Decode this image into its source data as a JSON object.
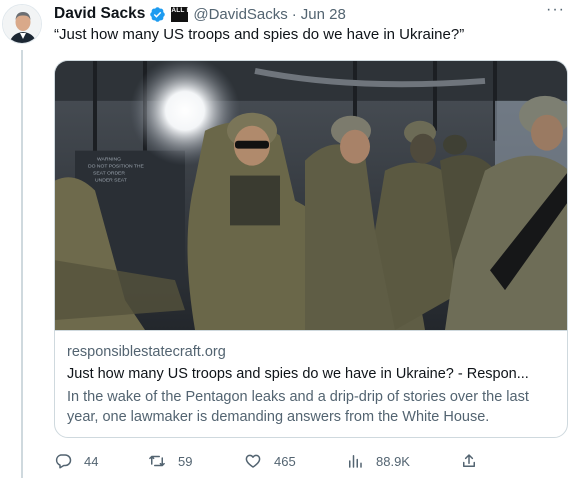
{
  "tweet": {
    "display_name": "David Sacks",
    "affiliate_badge": "ALL IN",
    "handle": "@DavidSacks",
    "separator": "·",
    "date": "Jun 28",
    "more_label": "···",
    "text": "“Just how many US troops and spies do we have in Ukraine?”"
  },
  "card": {
    "domain": "responsiblestatecraft.org",
    "title": "Just how many US troops and spies do we have in Ukraine? - Respon...",
    "description": "In the wake of the Pentagon leaks and a drip-drip of stories over the last year, one lawmaker is demanding answers from the White House.",
    "image_text": "WARNING DO NOT POSITION THE SEAT ORDER UNDER SEAT"
  },
  "actions": {
    "replies": "44",
    "retweets": "59",
    "likes": "465",
    "views": "88.9K"
  },
  "colors": {
    "verified": "#1d9bf0",
    "secondary_text": "#536471",
    "border": "#cfd9de"
  },
  "icons": [
    "verified-badge-icon",
    "reply-icon",
    "retweet-icon",
    "like-icon",
    "views-icon",
    "share-icon",
    "more-icon"
  ]
}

## Request:
Strip the images and reproduce the remaining records precisely.

## Solution to the exercise:
Decode this image into its source data as a JSON object.
{
  "tweet": {
    "display_name": "David Sacks",
    "affiliate_badge": "ALL IN",
    "handle": "@DavidSacks",
    "separator": "·",
    "date": "Jun 28",
    "more_label": "···",
    "text": "“Just how many US troops and spies do we have in Ukraine?”"
  },
  "card": {
    "domain": "responsiblestatecraft.org",
    "title": "Just how many US troops and spies do we have in Ukraine? - Respon...",
    "description": "In the wake of the Pentagon leaks and a drip-drip of stories over the last year, one lawmaker is demanding answers from the White House.",
    "image_text": "WARNING DO NOT POSITION THE SEAT ORDER UNDER SEAT"
  },
  "actions": {
    "replies": "44",
    "retweets": "59",
    "likes": "465",
    "views": "88.9K"
  },
  "colors": {
    "verified": "#1d9bf0",
    "secondary_text": "#536471",
    "border": "#cfd9de"
  },
  "icons": [
    "verified-badge-icon",
    "reply-icon",
    "retweet-icon",
    "like-icon",
    "views-icon",
    "share-icon",
    "more-icon"
  ]
}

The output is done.